"""

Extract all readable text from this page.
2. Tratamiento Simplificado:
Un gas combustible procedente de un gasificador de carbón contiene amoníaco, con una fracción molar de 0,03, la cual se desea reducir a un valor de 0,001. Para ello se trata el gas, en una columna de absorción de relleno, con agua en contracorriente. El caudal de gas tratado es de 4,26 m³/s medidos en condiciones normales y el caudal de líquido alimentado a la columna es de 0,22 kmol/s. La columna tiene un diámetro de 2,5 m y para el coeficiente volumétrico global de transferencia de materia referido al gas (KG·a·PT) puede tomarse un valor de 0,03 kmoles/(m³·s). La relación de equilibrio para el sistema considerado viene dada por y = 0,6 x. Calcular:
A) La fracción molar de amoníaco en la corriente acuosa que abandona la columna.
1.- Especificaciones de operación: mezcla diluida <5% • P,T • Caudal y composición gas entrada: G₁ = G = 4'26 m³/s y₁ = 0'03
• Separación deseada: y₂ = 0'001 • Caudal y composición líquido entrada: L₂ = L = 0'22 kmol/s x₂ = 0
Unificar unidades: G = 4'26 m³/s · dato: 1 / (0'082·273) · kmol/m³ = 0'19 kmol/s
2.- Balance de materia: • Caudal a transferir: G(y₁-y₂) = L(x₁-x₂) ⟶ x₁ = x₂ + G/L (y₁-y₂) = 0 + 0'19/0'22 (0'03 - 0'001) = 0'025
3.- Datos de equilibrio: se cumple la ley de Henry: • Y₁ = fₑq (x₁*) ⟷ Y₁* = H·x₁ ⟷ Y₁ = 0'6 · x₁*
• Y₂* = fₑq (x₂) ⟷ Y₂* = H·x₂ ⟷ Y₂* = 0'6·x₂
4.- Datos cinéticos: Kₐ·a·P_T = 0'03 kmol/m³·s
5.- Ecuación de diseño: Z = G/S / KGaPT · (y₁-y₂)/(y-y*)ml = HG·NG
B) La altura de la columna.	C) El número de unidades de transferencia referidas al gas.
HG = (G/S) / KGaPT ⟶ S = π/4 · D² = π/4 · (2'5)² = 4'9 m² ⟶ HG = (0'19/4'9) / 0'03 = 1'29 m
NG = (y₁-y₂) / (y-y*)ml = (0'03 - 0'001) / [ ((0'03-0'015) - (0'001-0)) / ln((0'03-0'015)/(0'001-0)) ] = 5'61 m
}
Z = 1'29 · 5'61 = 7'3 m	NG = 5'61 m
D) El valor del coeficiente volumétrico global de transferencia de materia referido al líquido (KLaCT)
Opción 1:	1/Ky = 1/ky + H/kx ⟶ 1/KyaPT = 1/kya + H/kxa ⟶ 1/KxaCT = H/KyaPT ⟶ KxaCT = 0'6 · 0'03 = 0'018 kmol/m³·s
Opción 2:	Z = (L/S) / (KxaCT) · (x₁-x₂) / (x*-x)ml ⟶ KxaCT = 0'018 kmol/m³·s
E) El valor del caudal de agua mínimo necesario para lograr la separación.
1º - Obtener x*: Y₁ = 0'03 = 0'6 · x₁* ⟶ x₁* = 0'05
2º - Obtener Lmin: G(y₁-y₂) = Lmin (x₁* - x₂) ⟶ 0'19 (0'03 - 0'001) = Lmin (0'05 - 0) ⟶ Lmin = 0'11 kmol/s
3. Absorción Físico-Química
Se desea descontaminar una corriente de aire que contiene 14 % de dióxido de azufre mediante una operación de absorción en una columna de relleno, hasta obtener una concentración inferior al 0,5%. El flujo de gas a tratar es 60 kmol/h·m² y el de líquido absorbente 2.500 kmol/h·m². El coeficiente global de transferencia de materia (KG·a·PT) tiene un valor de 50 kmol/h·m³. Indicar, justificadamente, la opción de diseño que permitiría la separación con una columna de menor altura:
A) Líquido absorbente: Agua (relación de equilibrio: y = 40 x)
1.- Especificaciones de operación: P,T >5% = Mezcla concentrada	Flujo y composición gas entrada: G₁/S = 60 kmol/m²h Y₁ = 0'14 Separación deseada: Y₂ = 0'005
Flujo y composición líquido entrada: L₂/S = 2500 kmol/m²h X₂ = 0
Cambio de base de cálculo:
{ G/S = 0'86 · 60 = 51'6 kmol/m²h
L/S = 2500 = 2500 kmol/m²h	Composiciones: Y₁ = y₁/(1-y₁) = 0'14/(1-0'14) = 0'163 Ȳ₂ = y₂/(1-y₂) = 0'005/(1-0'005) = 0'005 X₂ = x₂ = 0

"""

- Direction -
Copy each line of the entries that includes the word "relación".

- Task solution -
Un gas combustible procedente de un gasificador de carbón contiene amoníaco, con una fracción molar de 0,03, la cual se desea reducir a un valor de 0,001. Para ello se trata el gas, en una columna de absorción de relleno, con agua en contracorriente. El caudal de gas tratado es de 4,26 m³/s medidos en condiciones normales y el caudal de líquido alimentado a la columna es de 0,22 kmol/s. La columna tiene un diámetro de 2,5 m y para el coeficiente volumétrico global de transferencia de materia referido al gas (KG·a·PT) puede tomarse un valor de 0,03 kmoles/(m³·s). La relación de equilibrio para el sistema considerado viene dada por y = 0,6 x. Calcular:
A) Líquido absorbente: Agua (relación de equilibrio: y = 40 x)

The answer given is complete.